- _TEXTE DU DOCUMENT_
━━━━━━━━━━━━━━━━━━━━

Aïcha, elle, vit avec sa mère et ses sœurs. Elle a dû abandonner les études après le bac. « Mes parents ignorent que je me prostitue pour mes besoins financiers. Pour ne pas éveiller de soupçons, j’accepte uniquement des rencontres loin de ma ville. Au début, pour un week-end avec un client, je pouvais réclamer entre 35 000 et 50 000 francs CFA (entre 53 et 76 euros) par jour en dehors de mes frais de déplacement. Aujourd’hui je me retrouve parfois avec 10 000 francs CFA (15,20 euros) sans mes frais de déplacement. » Au Bénin, le revenu mensuel moyen par habitant s’élevait en 2016, selon la Banque mondiale, à 60 euros.

A Cotonou, la prostitution a désormais débordé du quartier Jonquet, autrefois connu pour concentrer les bordels. Près du collègue catholique Notre-Dame, Sister, venue du Nigeria, fait le trottoir chaque soir depuis 2010. « Au début, on n’était à peine vingt à déambuler ici. Il y avait beaucoup de clients et je pouvais terminer une soirée avec près de 100 000 francs CFA (152 euros) en poche. Mais nous partageons dorénavant nos places avec des femmes au foyer qui baissent les tarifs afin de pouvoir nourrir leurs enfants. Nos plus grandes concurrentes sont les jeunes étudiantes qui viennent en majorité des universités et qui s’exposent sur WhatsApp. »

━━━━━━━━━━━━━━━━━━━━

Entrées enregistrées:
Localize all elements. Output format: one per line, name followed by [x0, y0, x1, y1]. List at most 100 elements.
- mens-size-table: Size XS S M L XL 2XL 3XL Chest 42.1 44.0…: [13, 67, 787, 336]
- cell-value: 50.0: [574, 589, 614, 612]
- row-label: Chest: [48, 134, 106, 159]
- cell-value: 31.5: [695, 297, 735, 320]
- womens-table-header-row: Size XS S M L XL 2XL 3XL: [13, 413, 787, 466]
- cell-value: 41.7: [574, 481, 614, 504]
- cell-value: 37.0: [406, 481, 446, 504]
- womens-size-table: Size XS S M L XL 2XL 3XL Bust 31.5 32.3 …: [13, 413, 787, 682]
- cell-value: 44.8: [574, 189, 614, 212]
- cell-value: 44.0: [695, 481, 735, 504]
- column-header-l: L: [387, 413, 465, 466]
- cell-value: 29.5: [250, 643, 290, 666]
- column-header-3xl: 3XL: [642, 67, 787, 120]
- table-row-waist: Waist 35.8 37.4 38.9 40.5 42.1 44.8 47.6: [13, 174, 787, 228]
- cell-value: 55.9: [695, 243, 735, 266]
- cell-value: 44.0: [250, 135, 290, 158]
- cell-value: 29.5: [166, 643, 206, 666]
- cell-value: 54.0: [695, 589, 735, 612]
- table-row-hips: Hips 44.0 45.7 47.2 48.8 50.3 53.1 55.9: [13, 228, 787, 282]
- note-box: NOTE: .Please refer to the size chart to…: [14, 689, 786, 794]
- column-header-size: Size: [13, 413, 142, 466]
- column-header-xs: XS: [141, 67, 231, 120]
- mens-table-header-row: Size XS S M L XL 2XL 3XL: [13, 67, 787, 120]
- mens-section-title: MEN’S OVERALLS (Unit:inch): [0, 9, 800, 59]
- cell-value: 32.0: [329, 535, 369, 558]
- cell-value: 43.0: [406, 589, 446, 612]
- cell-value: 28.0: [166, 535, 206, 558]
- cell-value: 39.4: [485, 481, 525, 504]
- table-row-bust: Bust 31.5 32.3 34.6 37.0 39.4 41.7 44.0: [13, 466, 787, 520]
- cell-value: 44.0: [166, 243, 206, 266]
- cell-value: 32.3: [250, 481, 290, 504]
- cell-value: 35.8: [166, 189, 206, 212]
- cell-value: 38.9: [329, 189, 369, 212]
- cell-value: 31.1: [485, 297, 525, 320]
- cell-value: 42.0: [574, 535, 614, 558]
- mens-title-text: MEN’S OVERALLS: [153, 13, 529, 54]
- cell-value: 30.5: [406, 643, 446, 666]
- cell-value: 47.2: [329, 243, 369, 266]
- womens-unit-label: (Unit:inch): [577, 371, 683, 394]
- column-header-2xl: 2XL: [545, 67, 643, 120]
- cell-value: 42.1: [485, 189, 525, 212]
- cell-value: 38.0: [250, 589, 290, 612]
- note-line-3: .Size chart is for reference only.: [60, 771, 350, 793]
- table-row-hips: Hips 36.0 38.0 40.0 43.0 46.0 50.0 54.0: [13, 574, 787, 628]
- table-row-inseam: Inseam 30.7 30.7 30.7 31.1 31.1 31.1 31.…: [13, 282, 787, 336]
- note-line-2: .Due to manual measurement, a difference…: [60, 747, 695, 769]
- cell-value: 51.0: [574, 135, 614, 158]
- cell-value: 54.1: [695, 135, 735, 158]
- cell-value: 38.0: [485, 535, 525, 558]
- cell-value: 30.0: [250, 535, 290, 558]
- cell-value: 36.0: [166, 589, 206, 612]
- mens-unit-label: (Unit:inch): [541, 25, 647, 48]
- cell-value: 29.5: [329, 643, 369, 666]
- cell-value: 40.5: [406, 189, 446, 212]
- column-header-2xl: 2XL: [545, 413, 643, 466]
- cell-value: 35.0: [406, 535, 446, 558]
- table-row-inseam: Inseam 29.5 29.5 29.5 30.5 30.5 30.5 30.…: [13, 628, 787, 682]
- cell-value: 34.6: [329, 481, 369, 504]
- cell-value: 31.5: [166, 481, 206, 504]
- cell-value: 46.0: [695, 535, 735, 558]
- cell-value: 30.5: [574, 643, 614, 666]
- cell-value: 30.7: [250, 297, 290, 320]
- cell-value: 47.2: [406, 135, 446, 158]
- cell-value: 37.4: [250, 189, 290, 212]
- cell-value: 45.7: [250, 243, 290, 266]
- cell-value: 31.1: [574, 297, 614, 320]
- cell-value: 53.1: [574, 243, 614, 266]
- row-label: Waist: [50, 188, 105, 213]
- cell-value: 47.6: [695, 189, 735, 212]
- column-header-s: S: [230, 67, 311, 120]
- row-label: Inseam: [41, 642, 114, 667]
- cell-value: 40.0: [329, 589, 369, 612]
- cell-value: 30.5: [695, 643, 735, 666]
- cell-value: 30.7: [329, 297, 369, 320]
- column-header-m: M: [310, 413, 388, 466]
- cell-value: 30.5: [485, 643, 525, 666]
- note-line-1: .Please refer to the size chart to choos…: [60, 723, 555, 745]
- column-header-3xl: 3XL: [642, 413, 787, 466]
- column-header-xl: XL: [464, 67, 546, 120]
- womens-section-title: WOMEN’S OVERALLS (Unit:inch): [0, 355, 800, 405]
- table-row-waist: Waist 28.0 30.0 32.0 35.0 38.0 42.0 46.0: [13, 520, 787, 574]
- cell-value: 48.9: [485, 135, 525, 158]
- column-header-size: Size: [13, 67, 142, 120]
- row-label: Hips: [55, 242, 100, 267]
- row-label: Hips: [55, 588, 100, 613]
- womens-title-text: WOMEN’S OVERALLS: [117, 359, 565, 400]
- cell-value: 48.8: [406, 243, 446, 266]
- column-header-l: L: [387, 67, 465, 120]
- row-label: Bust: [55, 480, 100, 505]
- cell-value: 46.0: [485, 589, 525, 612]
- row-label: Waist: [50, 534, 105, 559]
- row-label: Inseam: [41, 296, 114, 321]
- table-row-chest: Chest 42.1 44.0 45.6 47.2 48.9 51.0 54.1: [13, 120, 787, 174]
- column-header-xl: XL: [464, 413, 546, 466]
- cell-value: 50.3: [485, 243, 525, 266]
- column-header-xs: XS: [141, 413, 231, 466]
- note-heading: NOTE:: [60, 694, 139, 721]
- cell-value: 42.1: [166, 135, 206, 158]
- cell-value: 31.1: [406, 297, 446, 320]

━━━━━━━━━━━━━━━━━━━━

- _CONSIGNE_
Pour chacune des affirmations suivantes, dites par oui ou par non si elle concorde avec le texte sur la prostitution au Bénin, et citez les mots du texte qui tranchent. (a) Aïcha a poursuivi ses études après le bac. (b) Aïcha accepte des rencontres dans sa propre ville. (c) Sister est venue du Nigeria. Les lignes n'ont aucun rapport avec le texte.

- _VOTRE RÉPONSE_
(a) Non : « Elle a dû abandonner les études après le bac. »
(b) Non : « j’accepte uniquement des rencontres loin de ma ville »
(c) Oui : « Sister, venue du Nigeria »